§ Exercise requirements
Every record below is to be retyped exactly.

§ Dataset

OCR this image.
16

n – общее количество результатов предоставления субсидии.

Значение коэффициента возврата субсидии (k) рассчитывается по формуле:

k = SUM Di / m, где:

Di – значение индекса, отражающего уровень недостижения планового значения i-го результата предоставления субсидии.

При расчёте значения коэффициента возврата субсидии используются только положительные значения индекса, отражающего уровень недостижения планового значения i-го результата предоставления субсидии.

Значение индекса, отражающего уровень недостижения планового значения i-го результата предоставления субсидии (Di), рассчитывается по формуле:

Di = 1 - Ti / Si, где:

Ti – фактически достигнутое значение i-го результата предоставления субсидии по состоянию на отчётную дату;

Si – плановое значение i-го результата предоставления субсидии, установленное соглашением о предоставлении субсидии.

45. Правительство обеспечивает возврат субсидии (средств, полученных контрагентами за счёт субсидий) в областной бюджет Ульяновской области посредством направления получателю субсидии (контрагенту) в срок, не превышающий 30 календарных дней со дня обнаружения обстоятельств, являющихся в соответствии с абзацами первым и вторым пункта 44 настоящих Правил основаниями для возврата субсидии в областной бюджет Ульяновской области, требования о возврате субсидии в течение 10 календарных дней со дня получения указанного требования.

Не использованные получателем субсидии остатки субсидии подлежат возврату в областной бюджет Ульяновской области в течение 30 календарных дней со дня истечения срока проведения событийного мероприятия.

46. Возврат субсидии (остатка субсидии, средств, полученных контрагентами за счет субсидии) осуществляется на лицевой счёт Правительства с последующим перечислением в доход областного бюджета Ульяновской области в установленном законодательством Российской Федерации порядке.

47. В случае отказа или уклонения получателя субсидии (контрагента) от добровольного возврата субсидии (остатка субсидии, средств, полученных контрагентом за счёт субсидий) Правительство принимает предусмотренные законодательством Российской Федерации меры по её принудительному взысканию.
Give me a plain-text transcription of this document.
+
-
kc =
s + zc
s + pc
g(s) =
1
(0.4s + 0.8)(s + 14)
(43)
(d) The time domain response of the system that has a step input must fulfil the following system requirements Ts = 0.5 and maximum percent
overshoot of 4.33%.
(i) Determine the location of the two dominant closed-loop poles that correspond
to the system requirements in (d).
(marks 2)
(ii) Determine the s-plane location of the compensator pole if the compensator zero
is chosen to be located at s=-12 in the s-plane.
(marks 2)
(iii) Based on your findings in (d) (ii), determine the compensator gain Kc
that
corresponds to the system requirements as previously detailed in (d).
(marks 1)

§ Full response
OCR this image.
16

n – общее количество результатов предоставления субсидии.

Значение коэффициента возврата субсидии (k) рассчитывается по формуле:

k = SUM Di / m, где:

Di – значение индекса, отражающего уровень недостижения планового значения i-го результата предоставления субсидии.

При расчёте значения коэффициента возврата субсидии используются только положительные значения индекса, отражающего уровень недостижения планового значения i-го результата предоставления субсидии.

Значение индекса, отражающего уровень недостижения планового значения i-го результата предоставления субсидии (Di), рассчитывается по формуле:

Di = 1 - Ti / Si, где:

Ti – фактически достигнутое значение i-го результата предоставления субсидии по состоянию на отчётную дату;

Si – плановое значение i-го результата предоставления субсидии, установленное соглашением о предоставлении субсидии.

45. Правительство обеспечивает возврат субсидии (средств, полученных контрагентами за счёт субсидий) в областной бюджет Ульяновской области посредством направления получателю субсидии (контрагенту) в срок, не превышающий 30 календарных дней со дня обнаружения обстоятельств, являющихся в соответствии с абзацами первым и вторым пункта 44 настоящих Правил основаниями для возврата субсидии в областной бюджет Ульяновской области, требования о возврате субсидии в течение 10 календарных дней со дня получения указанного требования.

Не использованные получателем субсидии остатки субсидии подлежат возврату в областной бюджет Ульяновской области в течение 30 календарных дней со дня истечения срока проведения событийного мероприятия.

46. Возврат субсидии (остатка субсидии, средств, полученных контрагентами за счет субсидии) осуществляется на лицевой счёт Правительства с последующим перечислением в доход областного бюджета Ульяновской области в установленном законодательством Российской Федерации порядке.

47. В случае отказа или уклонения получателя субсидии (контрагента) от добровольного возврата субсидии (остатка субсидии, средств, полученных контрагентом за счёт субсидий) Правительство принимает предусмотренные законодательством Российской Федерации меры по её принудительному взысканию.
Give me a plain-text transcription of this document.
+
-
kc =
s + zc
s + pc
g(s) =
1
(0.4s + 0.8)(s + 14)
(43)
(d) The time domain response of the system that has a step input must fulfil the following system requirements Ts = 0.5 and maximum percent
overshoot of 4.33%.
(i) Determine the location of the two dominant closed-loop poles that correspond
to the system requirements in (d).
(marks 2)
(ii) Determine the s-plane location of the compensator pole if the compensator zero
is chosen to be located at s=-12 in the s-plane.
(marks 2)
(iii) Based on your findings in (d) (ii), determine the compensator gain Kc
that
corresponds to the system requirements as previously detailed in (d).
(marks 1)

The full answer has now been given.